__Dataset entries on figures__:
------------
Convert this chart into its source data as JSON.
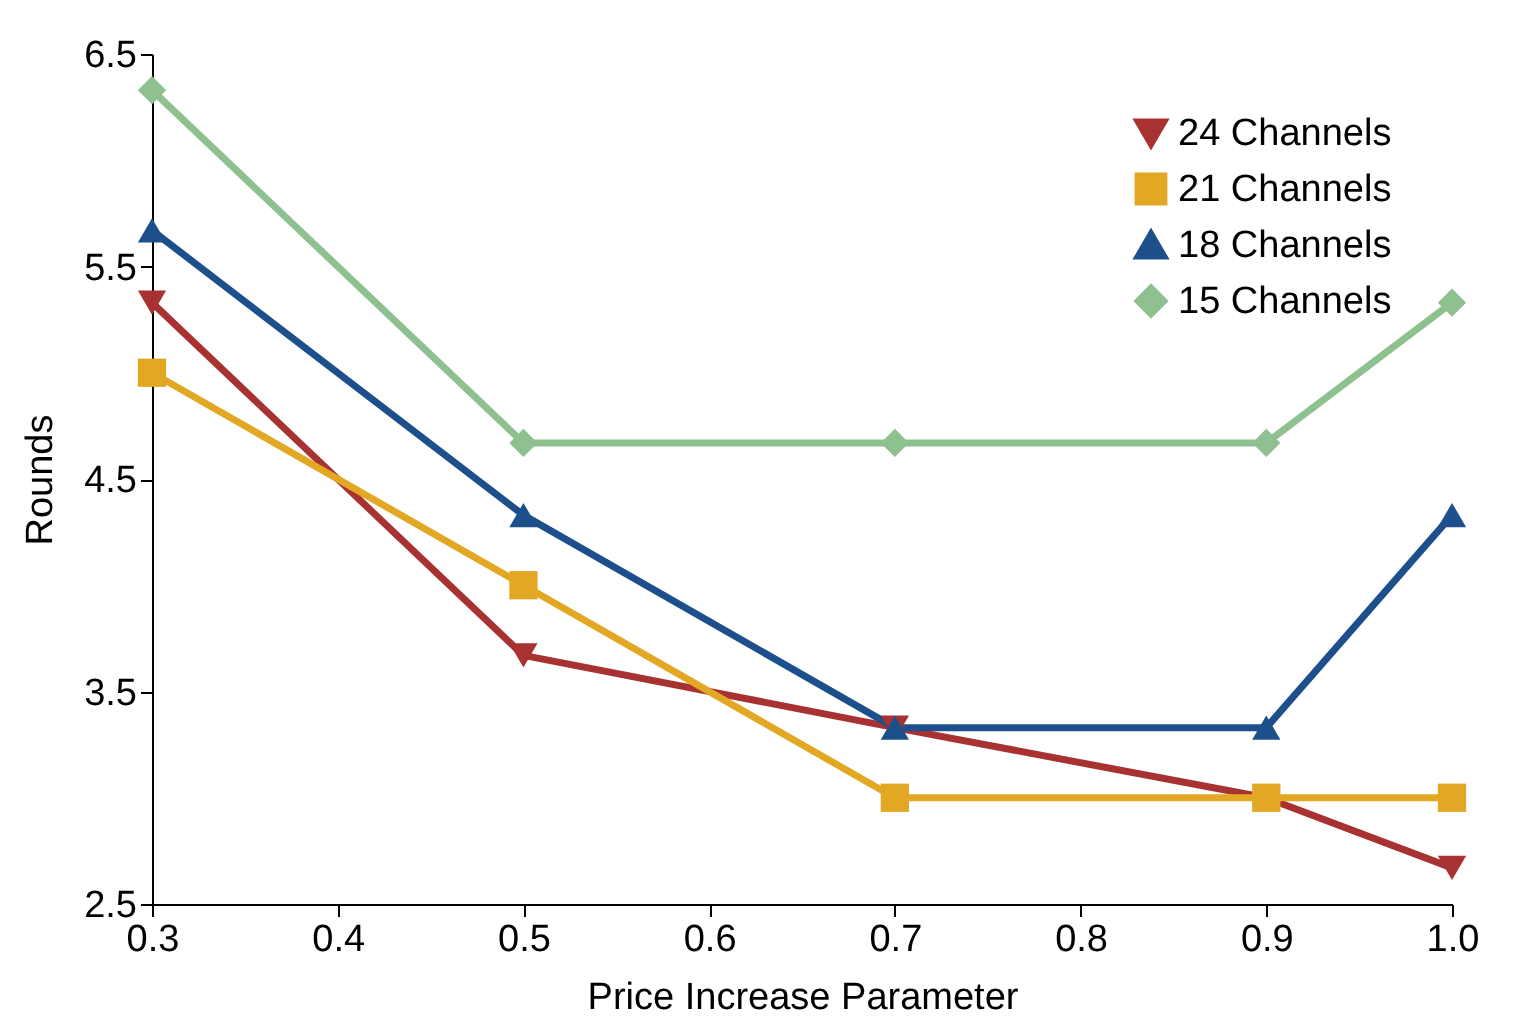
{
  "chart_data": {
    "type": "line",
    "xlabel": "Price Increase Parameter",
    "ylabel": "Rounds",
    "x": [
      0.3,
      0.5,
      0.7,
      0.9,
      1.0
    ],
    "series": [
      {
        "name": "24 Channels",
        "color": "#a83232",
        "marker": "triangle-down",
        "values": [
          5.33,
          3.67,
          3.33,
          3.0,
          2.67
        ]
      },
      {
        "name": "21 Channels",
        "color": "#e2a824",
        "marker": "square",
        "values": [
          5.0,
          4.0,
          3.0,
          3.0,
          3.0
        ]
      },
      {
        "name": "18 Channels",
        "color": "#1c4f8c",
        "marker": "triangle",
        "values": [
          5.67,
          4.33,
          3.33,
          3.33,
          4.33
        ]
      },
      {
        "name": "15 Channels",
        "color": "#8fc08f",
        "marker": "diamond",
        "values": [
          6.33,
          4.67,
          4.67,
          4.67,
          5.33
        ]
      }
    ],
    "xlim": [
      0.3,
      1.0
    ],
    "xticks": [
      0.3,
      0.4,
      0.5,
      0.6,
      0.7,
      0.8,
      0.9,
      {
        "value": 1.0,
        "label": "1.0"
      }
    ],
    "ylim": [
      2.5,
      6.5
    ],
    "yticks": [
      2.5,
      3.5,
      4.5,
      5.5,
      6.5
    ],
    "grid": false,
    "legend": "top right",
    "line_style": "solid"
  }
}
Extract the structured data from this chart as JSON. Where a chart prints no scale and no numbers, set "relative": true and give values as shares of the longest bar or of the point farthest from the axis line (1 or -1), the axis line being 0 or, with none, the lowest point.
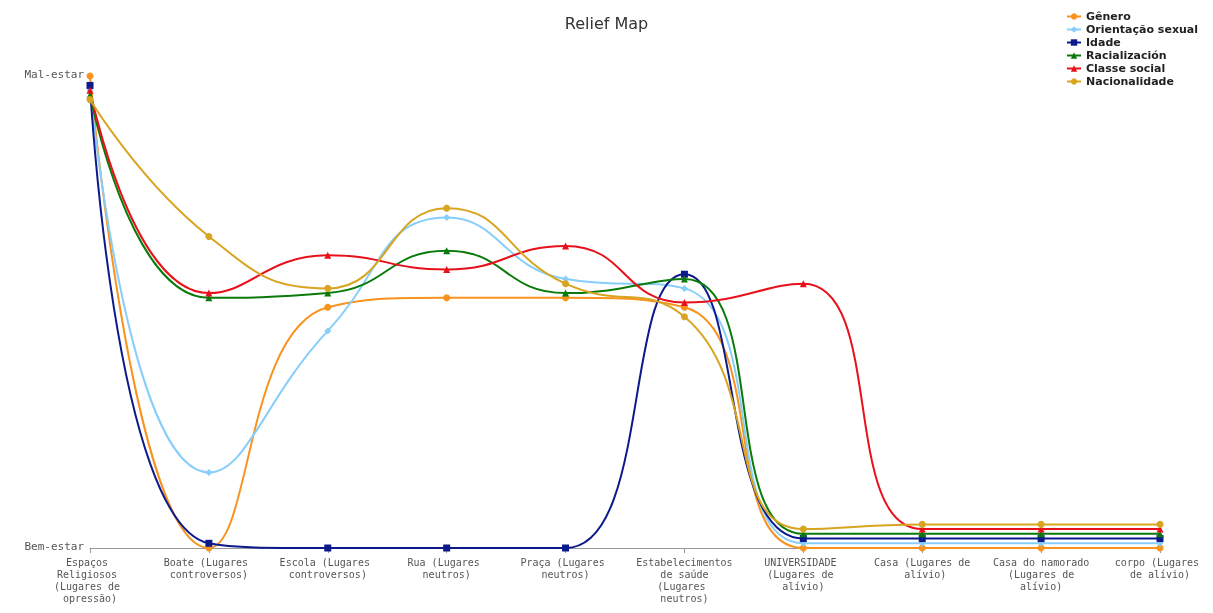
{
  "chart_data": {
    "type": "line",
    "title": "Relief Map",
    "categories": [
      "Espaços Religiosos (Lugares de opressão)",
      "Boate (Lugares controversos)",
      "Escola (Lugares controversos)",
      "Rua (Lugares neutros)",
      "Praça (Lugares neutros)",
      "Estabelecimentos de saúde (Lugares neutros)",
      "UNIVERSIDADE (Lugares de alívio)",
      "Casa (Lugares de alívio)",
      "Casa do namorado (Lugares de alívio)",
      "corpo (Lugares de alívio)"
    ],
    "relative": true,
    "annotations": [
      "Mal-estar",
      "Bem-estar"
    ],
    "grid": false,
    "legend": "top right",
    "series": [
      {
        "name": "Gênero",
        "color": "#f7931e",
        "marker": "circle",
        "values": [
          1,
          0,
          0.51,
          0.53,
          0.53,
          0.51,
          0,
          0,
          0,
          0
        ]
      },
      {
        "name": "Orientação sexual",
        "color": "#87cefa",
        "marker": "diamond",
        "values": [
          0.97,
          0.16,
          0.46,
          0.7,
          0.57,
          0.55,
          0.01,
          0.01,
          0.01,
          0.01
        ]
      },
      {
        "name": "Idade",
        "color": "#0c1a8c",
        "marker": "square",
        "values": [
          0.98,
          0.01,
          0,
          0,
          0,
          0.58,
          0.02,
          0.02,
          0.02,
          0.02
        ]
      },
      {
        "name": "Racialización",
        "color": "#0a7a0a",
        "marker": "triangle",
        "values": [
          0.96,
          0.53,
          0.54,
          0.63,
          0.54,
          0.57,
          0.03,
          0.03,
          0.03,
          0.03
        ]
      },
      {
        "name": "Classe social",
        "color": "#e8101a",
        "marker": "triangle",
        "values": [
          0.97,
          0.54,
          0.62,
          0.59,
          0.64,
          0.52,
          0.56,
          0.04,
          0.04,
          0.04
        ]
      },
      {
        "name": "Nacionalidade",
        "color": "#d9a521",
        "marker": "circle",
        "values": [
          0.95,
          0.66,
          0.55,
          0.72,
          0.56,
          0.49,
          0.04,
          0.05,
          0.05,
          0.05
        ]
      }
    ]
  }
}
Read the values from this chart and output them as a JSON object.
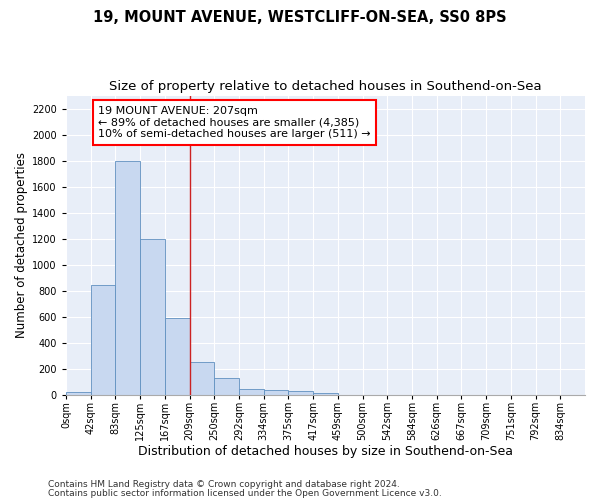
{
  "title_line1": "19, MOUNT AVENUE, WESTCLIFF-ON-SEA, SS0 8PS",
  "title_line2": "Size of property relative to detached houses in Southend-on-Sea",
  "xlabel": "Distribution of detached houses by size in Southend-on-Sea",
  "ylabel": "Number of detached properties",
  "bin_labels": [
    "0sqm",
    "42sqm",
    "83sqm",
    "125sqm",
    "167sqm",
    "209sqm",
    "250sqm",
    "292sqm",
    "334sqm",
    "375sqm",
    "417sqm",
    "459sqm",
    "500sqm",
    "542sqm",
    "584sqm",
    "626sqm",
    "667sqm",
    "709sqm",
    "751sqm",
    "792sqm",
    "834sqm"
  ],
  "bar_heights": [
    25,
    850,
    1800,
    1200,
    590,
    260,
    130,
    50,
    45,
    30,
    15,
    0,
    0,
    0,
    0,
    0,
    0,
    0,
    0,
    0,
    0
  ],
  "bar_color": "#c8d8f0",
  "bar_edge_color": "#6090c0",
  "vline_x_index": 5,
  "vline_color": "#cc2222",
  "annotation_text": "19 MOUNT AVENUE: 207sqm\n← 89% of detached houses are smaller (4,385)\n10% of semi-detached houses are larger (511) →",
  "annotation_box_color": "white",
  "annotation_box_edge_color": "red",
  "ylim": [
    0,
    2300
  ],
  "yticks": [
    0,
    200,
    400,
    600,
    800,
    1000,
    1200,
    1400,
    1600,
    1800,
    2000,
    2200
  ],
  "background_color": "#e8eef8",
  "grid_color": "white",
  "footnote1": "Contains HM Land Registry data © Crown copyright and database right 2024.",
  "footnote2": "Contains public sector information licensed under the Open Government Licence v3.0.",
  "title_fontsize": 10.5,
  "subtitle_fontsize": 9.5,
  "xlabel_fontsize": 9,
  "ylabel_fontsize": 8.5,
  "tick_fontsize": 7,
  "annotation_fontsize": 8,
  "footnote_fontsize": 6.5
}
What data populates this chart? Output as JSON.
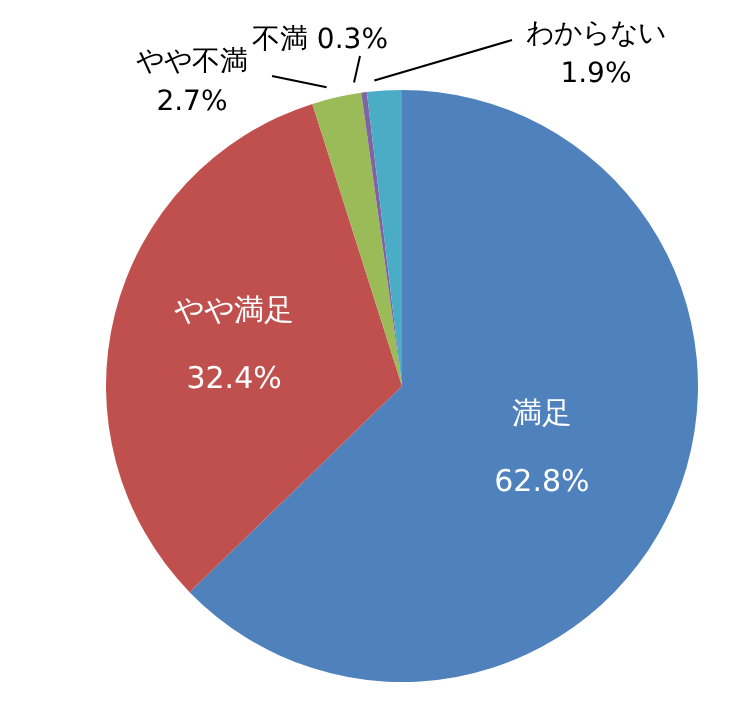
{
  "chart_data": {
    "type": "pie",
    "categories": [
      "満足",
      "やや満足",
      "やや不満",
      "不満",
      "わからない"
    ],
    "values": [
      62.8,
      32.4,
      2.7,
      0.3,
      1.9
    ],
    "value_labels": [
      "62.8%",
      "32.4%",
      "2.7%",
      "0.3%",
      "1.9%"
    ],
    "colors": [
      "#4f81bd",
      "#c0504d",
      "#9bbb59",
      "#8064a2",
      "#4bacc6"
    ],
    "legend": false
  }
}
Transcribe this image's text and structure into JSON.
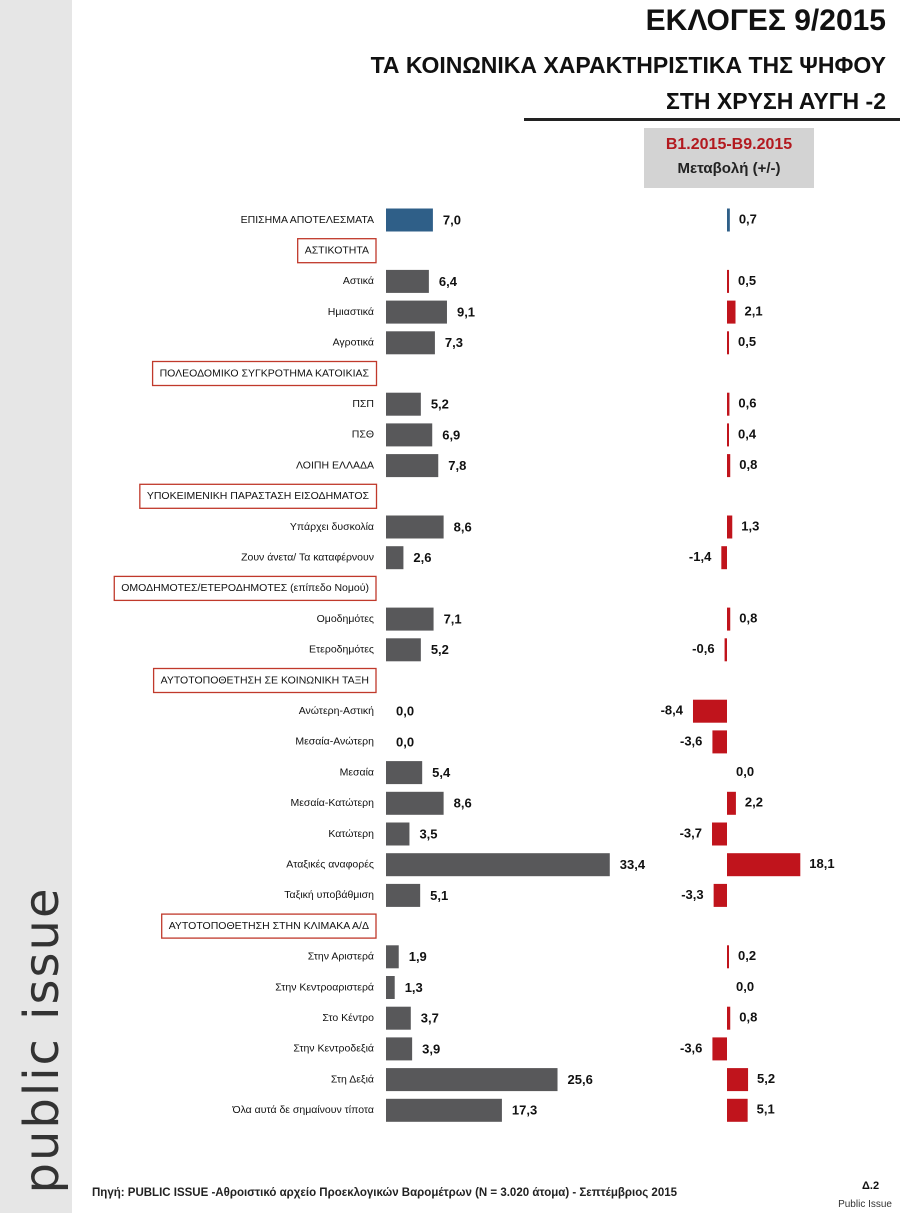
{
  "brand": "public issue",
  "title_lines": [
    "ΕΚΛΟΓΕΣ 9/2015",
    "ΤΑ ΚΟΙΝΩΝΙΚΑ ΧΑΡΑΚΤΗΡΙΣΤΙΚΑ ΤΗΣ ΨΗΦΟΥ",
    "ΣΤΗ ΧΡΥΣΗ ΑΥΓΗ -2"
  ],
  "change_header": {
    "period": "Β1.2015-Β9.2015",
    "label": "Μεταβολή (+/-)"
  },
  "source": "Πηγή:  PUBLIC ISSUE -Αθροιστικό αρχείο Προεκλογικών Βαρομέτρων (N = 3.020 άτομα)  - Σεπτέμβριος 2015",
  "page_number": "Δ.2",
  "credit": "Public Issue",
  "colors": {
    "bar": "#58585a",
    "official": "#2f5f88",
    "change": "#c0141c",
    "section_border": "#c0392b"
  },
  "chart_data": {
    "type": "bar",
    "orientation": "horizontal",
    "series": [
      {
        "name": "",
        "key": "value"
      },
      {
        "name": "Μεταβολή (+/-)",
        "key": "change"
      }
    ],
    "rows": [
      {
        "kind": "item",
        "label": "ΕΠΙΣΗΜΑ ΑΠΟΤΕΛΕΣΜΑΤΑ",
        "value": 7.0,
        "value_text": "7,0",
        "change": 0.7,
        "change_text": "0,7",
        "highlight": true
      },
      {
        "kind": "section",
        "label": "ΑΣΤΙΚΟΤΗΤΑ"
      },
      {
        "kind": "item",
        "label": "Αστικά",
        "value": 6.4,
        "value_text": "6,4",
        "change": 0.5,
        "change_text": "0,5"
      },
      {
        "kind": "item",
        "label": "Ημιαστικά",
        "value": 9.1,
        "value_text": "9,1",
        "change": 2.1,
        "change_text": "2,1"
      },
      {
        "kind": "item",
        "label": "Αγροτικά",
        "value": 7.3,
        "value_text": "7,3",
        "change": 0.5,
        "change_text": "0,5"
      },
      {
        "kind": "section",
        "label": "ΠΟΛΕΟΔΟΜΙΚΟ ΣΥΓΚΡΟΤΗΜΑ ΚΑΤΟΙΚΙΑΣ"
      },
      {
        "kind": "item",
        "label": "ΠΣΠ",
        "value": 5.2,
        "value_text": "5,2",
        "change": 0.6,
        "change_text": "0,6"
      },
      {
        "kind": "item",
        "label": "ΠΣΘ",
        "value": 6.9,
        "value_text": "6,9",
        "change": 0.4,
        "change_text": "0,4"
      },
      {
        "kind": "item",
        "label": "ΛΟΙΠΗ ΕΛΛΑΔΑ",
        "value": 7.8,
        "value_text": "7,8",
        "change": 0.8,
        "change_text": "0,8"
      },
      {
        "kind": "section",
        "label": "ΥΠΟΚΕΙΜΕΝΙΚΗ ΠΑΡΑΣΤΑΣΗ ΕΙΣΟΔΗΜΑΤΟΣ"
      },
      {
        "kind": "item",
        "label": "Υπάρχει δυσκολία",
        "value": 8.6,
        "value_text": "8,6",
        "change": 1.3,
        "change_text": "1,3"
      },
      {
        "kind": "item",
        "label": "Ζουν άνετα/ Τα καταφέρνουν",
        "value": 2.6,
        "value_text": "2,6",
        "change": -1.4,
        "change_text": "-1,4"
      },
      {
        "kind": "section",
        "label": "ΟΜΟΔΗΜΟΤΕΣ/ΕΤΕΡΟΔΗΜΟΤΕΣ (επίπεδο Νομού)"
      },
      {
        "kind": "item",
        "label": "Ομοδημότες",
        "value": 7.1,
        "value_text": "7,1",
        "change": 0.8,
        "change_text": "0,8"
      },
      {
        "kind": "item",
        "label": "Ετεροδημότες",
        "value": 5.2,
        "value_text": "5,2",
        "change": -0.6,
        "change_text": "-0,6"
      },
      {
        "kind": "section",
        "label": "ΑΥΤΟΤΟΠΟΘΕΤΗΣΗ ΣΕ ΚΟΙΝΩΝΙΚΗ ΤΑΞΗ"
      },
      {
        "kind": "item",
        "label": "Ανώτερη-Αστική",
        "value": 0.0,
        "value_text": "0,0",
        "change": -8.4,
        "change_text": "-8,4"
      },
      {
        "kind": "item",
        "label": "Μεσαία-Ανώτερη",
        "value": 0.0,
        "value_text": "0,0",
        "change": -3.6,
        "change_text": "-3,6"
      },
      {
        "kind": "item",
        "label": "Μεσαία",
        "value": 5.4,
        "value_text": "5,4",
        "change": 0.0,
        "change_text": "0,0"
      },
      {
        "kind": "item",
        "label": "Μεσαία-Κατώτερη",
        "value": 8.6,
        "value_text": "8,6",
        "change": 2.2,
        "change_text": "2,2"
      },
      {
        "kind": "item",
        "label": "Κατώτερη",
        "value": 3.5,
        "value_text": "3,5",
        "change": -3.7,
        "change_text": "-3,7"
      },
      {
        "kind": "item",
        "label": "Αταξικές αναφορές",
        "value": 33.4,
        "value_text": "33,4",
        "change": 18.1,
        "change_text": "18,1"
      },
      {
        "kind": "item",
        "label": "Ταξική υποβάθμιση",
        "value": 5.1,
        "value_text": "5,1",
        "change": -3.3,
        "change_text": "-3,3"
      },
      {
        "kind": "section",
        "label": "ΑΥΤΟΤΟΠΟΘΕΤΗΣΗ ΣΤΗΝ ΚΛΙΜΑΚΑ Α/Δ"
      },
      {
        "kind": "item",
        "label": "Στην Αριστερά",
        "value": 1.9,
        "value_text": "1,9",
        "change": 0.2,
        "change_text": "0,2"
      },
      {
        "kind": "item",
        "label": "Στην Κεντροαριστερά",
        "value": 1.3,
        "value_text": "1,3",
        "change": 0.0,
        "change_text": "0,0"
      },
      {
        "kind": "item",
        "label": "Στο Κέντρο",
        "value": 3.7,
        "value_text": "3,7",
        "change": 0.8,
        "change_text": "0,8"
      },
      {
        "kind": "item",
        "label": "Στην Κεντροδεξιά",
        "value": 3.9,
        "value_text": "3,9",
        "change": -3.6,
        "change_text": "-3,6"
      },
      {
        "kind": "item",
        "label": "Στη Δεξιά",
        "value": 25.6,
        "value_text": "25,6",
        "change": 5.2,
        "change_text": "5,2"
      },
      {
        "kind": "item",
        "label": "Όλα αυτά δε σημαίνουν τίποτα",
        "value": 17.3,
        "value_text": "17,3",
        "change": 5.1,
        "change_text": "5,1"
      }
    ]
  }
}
------------
__Stated problem__: Where does the word "Ανώτερη" appear in the listing? List each line that holds it.

__In response__:
        "label": "Ανώτερη-Αστική",
        "label": "Μεσαία-Ανώτερη",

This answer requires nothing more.